[Saved data entries]
□ □ □ □ □ □ □

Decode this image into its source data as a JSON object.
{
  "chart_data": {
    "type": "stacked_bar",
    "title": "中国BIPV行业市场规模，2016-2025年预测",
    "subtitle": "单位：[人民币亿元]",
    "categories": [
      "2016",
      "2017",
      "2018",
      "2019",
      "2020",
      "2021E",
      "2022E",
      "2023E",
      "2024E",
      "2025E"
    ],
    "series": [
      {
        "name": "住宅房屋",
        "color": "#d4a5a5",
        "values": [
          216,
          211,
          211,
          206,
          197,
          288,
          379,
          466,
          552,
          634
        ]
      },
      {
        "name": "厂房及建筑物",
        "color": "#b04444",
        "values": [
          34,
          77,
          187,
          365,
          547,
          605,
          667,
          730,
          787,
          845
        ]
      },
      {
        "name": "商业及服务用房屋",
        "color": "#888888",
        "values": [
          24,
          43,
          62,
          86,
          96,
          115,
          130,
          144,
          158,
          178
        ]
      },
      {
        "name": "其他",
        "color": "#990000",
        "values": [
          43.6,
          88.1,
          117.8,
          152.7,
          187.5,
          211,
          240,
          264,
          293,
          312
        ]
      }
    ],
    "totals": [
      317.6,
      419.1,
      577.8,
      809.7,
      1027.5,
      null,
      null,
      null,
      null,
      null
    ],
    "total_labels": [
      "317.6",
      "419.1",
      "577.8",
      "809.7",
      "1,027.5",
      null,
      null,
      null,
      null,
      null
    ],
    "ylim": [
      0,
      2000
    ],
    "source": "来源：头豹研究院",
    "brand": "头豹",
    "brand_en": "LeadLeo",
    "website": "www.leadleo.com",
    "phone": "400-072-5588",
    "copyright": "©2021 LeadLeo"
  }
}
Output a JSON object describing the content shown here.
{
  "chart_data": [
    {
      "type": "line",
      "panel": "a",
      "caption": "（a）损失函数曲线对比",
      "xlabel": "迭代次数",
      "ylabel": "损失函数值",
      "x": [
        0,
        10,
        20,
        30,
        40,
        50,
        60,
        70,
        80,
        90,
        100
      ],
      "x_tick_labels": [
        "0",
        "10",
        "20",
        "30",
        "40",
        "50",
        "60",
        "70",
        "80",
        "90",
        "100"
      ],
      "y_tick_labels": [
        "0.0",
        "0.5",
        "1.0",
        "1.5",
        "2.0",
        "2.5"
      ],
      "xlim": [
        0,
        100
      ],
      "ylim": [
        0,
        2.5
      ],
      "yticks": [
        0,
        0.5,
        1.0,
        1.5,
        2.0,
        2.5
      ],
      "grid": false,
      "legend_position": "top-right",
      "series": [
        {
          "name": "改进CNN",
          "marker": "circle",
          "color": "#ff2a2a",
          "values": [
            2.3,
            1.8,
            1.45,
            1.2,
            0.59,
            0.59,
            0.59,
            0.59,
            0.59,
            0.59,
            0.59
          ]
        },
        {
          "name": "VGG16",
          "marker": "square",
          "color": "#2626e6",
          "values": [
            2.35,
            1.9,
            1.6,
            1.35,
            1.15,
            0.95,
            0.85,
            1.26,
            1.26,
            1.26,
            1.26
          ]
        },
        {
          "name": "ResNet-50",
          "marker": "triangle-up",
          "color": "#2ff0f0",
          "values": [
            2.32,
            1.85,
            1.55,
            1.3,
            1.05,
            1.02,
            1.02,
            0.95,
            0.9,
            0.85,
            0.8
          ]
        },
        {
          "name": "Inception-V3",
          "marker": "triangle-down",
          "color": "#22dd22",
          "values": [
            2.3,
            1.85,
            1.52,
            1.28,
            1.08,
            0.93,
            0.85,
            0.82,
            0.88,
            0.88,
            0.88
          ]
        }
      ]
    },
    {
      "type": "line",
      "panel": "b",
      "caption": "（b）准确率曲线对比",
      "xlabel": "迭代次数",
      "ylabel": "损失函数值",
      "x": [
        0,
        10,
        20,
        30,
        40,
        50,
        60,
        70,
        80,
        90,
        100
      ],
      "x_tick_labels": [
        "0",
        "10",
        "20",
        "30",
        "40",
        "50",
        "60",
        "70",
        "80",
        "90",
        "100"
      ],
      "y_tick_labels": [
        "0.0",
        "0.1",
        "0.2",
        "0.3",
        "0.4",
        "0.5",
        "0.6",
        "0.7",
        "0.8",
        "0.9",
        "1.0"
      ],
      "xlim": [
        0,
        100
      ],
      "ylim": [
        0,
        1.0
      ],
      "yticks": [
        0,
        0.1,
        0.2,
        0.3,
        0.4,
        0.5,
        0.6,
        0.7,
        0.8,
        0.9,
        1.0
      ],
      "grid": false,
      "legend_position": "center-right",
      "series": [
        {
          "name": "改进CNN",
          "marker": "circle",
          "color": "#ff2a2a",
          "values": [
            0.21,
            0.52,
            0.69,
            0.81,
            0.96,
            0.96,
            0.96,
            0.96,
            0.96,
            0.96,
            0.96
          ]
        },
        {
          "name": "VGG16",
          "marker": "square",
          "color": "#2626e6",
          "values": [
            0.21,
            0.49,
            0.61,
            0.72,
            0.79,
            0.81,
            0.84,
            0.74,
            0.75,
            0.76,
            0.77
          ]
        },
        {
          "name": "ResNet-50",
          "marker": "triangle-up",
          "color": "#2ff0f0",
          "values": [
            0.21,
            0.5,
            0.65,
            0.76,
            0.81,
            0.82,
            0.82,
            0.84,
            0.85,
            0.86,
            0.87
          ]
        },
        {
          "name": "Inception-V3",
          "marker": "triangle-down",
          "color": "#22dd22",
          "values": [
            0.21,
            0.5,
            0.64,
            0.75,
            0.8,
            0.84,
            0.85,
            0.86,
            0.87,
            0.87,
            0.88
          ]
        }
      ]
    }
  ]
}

□ □ □ □ □ □ □

◆ **Task details**
Write out every entry verbatim.

◆ **Output of the exercise**
Decode this image into its source data as a JSON object.
{
  "chart_data": {
    "type": "stacked_bar",
    "title": "中国BIPV行业市场规模，2016-2025年预测",
    "subtitle": "单位：[人民币亿元]",
    "categories": [
      "2016",
      "2017",
      "2018",
      "2019",
      "2020",
      "2021E",
      "2022E",
      "2023E",
      "2024E",
      "2025E"
    ],
    "series": [
      {
        "name": "住宅房屋",
        "color": "#d4a5a5",
        "values": [
          216,
          211,
          211,
          206,
          197,
          288,
          379,
          466,
          552,
          634
        ]
      },
      {
        "name": "厂房及建筑物",
        "color": "#b04444",
        "values": [
          34,
          77,
          187,
          365,
          547,
          605,
          667,
          730,
          787,
          845
        ]
      },
      {
        "name": "商业及服务用房屋",
        "color": "#888888",
        "values": [
          24,
          43,
          62,
          86,
          96,
          115,
          130,
          144,
          158,
          178
        ]
      },
      {
        "name": "其他",
        "color": "#990000",
        "values": [
          43.6,
          88.1,
          117.8,
          152.7,
          187.5,
          211,
          240,
          264,
          293,
          312
        ]
      }
    ],
    "totals": [
      317.6,
      419.1,
      577.8,
      809.7,
      1027.5,
      null,
      null,
      null,
      null,
      null
    ],
    "total_labels": [
      "317.6",
      "419.1",
      "577.8",
      "809.7",
      "1,027.5",
      null,
      null,
      null,
      null,
      null
    ],
    "ylim": [
      0,
      2000
    ],
    "source": "来源：头豹研究院",
    "brand": "头豹",
    "brand_en": "LeadLeo",
    "website": "www.leadleo.com",
    "phone": "400-072-5588",
    "copyright": "©2021 LeadLeo"
  }
}
Output a JSON object describing the content shown here.
{
  "chart_data": [
    {
      "type": "line",
      "panel": "a",
      "caption": "（a）损失函数曲线对比",
      "xlabel": "迭代次数",
      "ylabel": "损失函数值",
      "x": [
        0,
        10,
        20,
        30,
        40,
        50,
        60,
        70,
        80,
        90,
        100
      ],
      "x_tick_labels": [
        "0",
        "10",
        "20",
        "30",
        "40",
        "50",
        "60",
        "70",
        "80",
        "90",
        "100"
      ],
      "y_tick_labels": [
        "0.0",
        "0.5",
        "1.0",
        "1.5",
        "2.0",
        "2.5"
      ],
      "xlim": [
        0,
        100
      ],
      "ylim": [
        0,
        2.5
      ],
      "yticks": [
        0,
        0.5,
        1.0,
        1.5,
        2.0,
        2.5
      ],
      "grid": false,
      "legend_position": "top-right",
      "series": [
        {
          "name": "改进CNN",
          "marker": "circle",
          "color": "#ff2a2a",
          "values": [
            2.3,
            1.8,
            1.45,
            1.2,
            0.59,
            0.59,
            0.59,
            0.59,
            0.59,
            0.59,
            0.59
          ]
        },
        {
          "name": "VGG16",
          "marker": "square",
          "color": "#2626e6",
          "values": [
            2.35,
            1.9,
            1.6,
            1.35,
            1.15,
            0.95,
            0.85,
            1.26,
            1.26,
            1.26,
            1.26
          ]
        },
        {
          "name": "ResNet-50",
          "marker": "triangle-up",
          "color": "#2ff0f0",
          "values": [
            2.32,
            1.85,
            1.55,
            1.3,
            1.05,
            1.02,
            1.02,
            0.95,
            0.9,
            0.85,
            0.8
          ]
        },
        {
          "name": "Inception-V3",
          "marker": "triangle-down",
          "color": "#22dd22",
          "values": [
            2.3,
            1.85,
            1.52,
            1.28,
            1.08,
            0.93,
            0.85,
            0.82,
            0.88,
            0.88,
            0.88
          ]
        }
      ]
    },
    {
      "type": "line",
      "panel": "b",
      "caption": "（b）准确率曲线对比",
      "xlabel": "迭代次数",
      "ylabel": "损失函数值",
      "x": [
        0,
        10,
        20,
        30,
        40,
        50,
        60,
        70,
        80,
        90,
        100
      ],
      "x_tick_labels": [
        "0",
        "10",
        "20",
        "30",
        "40",
        "50",
        "60",
        "70",
        "80",
        "90",
        "100"
      ],
      "y_tick_labels": [
        "0.0",
        "0.1",
        "0.2",
        "0.3",
        "0.4",
        "0.5",
        "0.6",
        "0.7",
        "0.8",
        "0.9",
        "1.0"
      ],
      "xlim": [
        0,
        100
      ],
      "ylim": [
        0,
        1.0
      ],
      "yticks": [
        0,
        0.1,
        0.2,
        0.3,
        0.4,
        0.5,
        0.6,
        0.7,
        0.8,
        0.9,
        1.0
      ],
      "grid": false,
      "legend_position": "center-right",
      "series": [
        {
          "name": "改进CNN",
          "marker": "circle",
          "color": "#ff2a2a",
          "values": [
            0.21,
            0.52,
            0.69,
            0.81,
            0.96,
            0.96,
            0.96,
            0.96,
            0.96,
            0.96,
            0.96
          ]
        },
        {
          "name": "VGG16",
          "marker": "square",
          "color": "#2626e6",
          "values": [
            0.21,
            0.49,
            0.61,
            0.72,
            0.79,
            0.81,
            0.84,
            0.74,
            0.75,
            0.76,
            0.77
          ]
        },
        {
          "name": "ResNet-50",
          "marker": "triangle-up",
          "color": "#2ff0f0",
          "values": [
            0.21,
            0.5,
            0.65,
            0.76,
            0.81,
            0.82,
            0.82,
            0.84,
            0.85,
            0.86,
            0.87
          ]
        },
        {
          "name": "Inception-V3",
          "marker": "triangle-down",
          "color": "#22dd22",
          "values": [
            0.21,
            0.5,
            0.64,
            0.75,
            0.8,
            0.84,
            0.85,
            0.86,
            0.87,
            0.87,
            0.88
          ]
        }
      ]
    }
  ]
}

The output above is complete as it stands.